Summarize the raisin bran passage in exactly two sentences.

■ Extract
════════════════

Raisin bran (sultana bran in some countries; see sultana grape) is a breakfast cereal containing raisins and bran flakes. Raisin bran is manufactured by several companies under a variety of brand names, including the popularly known Kellogg's Two Scoops Raisin Bran, General Mills' Total Raisin Bran, and Post Cereals' Raisin Bran. This popular breakfast cereal is a staple in households all over the United States, in part because of its advertised nutritional value.

History

Skinner's Raisin-BRAN was the first raisin bran brand on the market, introduced in the United States in 1926 by the Skinner Manufacturing Company. For 17 years, Skinner had ownership over the product's name, until Kellogg's and Post began to sell their own versions of raisin bran. With concerns of losing money within grocery store sales, Skinner filed a cease-and-desist in an attempt to keep ownership over his raisin bran product.

The name "Raisin-BRAN" was at one time trademarked by Skinner, however in 1944 the U.S. Court of Appeals for the Eighth Circuit found:

The name "Raisin-BRAN" could not be appropriated as a trade-mark, because: "A name which is merely descriptive of the ingredients, qualities or characteristics of an article of trade cannot be appropriated as a trademark and the exclusive use of it afforded legal protection. The use of a similar name by another to truthfully describe his own product does not constitute a legal or moral wrong, even if its effect be to cause the public to mistake the origin or ownership of the product."  Now, any brand or manufacturer may create their own version of raisin bran and name it just that.

Ingredients
Kellogg's Raisin Bran in the United States contains the following ingredients: whole grain wheat, raisins, wheat bran, sugar, brown sugar syrup, malt flavor, salt, and assorted vitamins and minerals. The cereal's vitamin D3 supplementation is made from lanolin, which is an animal product, rendering it as a non-vegan breakfast cereal.

Healthful debate

Raisin bran cereal is commonly referred to as a "healthy" breakfast cereal because of its high fiber content, but according to Consumer Reports, Kellogg's Raisin Bran has a low nutrition rating.

════════════════

(Labeled box lines)

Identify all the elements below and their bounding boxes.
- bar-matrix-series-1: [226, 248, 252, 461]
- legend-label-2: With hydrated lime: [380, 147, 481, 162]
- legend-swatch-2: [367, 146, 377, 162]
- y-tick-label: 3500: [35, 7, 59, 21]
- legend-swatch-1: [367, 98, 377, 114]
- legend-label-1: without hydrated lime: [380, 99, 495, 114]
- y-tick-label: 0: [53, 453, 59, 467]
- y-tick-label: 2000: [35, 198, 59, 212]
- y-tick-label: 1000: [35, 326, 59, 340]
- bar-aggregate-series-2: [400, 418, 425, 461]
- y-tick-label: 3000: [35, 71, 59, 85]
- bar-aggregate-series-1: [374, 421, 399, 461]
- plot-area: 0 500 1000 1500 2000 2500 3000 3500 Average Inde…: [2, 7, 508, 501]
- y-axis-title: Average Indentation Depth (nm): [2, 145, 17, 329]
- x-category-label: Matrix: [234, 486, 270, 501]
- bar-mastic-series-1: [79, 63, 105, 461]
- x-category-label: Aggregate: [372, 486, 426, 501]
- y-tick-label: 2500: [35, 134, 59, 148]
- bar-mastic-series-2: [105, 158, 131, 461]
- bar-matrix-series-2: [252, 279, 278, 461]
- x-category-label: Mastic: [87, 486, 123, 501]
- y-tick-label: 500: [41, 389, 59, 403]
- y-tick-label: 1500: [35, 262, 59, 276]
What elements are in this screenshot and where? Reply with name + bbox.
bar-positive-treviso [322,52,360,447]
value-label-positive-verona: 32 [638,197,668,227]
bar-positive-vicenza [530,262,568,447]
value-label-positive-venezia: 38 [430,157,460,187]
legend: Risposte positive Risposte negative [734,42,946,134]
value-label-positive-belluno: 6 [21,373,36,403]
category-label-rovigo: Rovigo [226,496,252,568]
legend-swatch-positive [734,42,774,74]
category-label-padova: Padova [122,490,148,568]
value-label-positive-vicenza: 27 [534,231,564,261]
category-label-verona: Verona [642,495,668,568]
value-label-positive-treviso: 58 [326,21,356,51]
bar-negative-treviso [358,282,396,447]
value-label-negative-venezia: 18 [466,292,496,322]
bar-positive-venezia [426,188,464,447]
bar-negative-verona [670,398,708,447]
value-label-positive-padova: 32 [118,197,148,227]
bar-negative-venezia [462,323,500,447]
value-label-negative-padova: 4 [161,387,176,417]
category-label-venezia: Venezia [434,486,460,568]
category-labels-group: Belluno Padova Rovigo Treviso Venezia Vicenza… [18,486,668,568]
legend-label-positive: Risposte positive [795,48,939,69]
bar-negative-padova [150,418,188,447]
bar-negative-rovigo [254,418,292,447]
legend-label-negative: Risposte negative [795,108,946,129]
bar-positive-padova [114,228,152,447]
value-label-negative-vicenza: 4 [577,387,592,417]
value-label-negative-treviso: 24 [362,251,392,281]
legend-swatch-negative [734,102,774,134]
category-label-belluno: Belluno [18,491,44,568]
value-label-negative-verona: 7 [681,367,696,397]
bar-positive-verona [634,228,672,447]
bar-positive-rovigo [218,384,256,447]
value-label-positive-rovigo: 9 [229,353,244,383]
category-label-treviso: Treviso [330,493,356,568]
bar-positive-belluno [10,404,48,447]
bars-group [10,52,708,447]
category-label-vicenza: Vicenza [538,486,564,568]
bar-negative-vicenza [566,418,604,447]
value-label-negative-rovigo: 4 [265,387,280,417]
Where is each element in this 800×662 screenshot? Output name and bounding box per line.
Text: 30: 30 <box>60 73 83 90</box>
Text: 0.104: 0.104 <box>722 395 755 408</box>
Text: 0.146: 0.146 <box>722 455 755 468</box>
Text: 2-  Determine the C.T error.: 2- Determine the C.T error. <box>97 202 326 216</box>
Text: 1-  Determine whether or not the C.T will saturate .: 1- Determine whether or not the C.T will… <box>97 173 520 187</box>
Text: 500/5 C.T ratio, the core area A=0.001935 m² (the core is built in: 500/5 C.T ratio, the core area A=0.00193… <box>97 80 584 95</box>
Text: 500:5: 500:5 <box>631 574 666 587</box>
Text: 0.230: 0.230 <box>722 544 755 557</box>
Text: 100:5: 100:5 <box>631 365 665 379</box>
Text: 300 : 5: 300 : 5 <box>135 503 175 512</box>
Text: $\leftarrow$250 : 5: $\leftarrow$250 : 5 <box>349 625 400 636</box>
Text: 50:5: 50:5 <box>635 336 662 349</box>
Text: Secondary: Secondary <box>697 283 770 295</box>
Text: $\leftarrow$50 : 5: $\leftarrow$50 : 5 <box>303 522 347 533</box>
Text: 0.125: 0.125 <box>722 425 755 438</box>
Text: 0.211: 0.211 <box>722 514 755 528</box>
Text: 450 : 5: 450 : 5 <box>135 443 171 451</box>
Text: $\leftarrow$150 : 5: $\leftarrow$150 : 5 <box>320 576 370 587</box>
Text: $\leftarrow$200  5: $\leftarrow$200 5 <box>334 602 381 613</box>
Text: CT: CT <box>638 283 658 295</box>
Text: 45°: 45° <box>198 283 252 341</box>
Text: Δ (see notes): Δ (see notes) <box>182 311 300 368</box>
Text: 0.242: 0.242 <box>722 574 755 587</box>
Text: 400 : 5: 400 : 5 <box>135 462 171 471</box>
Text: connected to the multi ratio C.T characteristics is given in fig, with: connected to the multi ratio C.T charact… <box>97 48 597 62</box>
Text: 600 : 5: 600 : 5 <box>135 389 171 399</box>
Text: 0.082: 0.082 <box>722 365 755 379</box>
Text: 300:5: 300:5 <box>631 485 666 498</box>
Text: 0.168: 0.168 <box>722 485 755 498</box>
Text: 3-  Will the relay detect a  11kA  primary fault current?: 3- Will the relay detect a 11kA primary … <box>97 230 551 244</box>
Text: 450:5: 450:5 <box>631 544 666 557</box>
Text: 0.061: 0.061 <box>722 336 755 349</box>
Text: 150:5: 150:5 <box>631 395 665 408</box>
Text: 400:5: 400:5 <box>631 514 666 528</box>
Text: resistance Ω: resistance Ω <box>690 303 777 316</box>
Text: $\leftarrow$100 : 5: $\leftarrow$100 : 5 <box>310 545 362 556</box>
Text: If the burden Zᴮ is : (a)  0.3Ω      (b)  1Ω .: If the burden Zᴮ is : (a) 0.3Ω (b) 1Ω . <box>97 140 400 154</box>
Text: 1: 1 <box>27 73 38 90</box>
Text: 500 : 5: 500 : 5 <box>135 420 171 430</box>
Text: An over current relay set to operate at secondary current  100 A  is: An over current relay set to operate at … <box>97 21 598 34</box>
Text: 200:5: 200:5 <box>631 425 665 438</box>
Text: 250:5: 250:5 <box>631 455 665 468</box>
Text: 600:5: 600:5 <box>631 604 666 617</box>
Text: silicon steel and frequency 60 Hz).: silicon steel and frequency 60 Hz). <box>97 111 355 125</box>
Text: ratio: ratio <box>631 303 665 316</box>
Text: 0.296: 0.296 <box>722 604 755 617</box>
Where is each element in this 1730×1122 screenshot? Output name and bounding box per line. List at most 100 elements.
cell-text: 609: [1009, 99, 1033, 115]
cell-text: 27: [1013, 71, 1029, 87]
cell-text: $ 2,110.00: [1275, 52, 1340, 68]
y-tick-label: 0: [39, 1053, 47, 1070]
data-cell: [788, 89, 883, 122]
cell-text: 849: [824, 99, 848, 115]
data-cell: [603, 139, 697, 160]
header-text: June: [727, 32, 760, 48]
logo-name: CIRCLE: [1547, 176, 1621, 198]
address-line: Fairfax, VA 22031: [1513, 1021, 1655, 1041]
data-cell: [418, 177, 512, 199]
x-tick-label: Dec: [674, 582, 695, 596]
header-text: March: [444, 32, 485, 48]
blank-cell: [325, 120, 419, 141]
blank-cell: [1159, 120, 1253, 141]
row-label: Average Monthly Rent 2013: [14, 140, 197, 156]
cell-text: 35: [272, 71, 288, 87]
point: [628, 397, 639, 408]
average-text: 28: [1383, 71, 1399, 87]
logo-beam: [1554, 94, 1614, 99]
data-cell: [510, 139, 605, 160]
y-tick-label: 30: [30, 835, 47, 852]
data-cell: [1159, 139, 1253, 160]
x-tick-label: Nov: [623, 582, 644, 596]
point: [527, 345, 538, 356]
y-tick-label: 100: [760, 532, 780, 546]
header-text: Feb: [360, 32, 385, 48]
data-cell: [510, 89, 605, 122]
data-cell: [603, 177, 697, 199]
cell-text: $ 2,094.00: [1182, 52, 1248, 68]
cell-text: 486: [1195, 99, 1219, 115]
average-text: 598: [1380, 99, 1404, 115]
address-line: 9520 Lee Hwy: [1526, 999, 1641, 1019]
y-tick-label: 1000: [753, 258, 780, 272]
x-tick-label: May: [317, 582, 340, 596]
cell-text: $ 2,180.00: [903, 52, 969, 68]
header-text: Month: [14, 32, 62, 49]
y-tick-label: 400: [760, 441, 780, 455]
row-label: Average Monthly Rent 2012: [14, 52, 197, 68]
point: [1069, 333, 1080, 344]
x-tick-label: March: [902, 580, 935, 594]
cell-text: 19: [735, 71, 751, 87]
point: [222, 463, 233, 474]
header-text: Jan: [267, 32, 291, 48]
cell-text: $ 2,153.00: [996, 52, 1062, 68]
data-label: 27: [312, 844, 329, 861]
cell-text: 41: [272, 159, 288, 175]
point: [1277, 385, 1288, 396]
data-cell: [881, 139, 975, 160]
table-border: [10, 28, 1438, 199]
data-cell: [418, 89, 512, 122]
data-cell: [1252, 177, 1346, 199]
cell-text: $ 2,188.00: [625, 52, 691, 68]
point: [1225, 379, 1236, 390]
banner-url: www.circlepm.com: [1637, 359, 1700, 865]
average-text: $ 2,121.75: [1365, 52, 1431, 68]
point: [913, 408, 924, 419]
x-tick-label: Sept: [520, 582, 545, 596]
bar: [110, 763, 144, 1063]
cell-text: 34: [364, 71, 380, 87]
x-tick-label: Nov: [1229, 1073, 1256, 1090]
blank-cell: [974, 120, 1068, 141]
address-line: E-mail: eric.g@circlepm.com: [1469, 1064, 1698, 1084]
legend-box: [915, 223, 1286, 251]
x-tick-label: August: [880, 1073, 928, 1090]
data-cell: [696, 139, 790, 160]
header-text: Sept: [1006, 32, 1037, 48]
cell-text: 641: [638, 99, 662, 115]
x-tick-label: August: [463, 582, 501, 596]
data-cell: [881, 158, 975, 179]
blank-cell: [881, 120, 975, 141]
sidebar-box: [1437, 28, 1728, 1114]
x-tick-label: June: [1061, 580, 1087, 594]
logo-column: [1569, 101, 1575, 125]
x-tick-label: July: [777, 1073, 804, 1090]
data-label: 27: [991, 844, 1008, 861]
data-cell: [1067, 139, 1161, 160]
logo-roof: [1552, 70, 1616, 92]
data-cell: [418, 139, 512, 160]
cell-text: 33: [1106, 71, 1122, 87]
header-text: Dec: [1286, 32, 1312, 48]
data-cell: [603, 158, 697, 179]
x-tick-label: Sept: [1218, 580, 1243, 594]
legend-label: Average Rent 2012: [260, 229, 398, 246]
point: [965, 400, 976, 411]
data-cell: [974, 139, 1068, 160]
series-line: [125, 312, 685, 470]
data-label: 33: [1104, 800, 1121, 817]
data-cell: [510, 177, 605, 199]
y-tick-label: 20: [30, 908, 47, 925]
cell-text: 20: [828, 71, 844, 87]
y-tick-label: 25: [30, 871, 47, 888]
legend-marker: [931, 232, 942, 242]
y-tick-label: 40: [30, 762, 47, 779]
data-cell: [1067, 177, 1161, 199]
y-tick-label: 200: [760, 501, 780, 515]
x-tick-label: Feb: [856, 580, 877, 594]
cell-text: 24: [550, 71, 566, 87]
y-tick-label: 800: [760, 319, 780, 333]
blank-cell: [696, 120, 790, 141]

════════════════

■ Completed exercise
Raisin bran is a breakfast cereal of raisins and bran flakes, made under various brand names by companies including Kellogg's, General Mills, and Post, and it first appeared in the United States as Skinner's Raisin-BRAN in 1926. In 1944 the U.S. Court of Appeals for the Eighth Circuit ruled that the name was merely descriptive and could not be a trademark, and although the cereal is often called healthy for its high fiber, Consumer Reports gives Kellogg's Raisin Bran a low nutrition rating.